● TASK TO COMPLETE
Go through the entries and say how many lines contain the string "waveform". The number is the whole answer.

● EXERCISE INPUT
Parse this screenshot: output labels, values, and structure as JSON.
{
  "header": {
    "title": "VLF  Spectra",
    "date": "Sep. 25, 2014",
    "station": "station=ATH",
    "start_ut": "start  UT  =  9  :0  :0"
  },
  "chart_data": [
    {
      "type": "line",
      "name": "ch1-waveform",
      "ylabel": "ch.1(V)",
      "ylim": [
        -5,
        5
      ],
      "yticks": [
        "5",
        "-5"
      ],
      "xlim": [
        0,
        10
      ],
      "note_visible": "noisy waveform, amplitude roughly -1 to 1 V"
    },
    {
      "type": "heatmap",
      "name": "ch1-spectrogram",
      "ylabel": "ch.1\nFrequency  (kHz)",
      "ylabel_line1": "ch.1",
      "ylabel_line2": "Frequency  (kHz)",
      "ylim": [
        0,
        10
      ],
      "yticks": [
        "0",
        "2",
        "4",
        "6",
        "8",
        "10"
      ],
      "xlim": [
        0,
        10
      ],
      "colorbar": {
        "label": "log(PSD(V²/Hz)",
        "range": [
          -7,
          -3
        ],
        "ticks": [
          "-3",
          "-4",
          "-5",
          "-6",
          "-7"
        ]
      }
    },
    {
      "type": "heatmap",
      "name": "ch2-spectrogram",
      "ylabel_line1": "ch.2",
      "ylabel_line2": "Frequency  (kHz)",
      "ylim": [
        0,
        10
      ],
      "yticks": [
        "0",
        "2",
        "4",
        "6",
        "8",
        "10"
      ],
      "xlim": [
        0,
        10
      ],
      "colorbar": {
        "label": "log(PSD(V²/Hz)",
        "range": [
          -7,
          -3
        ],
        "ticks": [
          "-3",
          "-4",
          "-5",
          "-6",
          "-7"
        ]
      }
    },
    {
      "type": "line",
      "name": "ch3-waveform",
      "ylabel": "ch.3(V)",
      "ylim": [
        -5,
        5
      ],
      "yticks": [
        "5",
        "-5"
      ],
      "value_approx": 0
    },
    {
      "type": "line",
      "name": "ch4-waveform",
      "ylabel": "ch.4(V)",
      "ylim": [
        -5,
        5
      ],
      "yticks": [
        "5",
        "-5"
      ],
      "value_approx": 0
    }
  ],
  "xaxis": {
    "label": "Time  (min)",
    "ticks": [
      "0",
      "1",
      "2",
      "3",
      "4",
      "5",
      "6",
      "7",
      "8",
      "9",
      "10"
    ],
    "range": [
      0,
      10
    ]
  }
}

● WORKED SOLUTION
4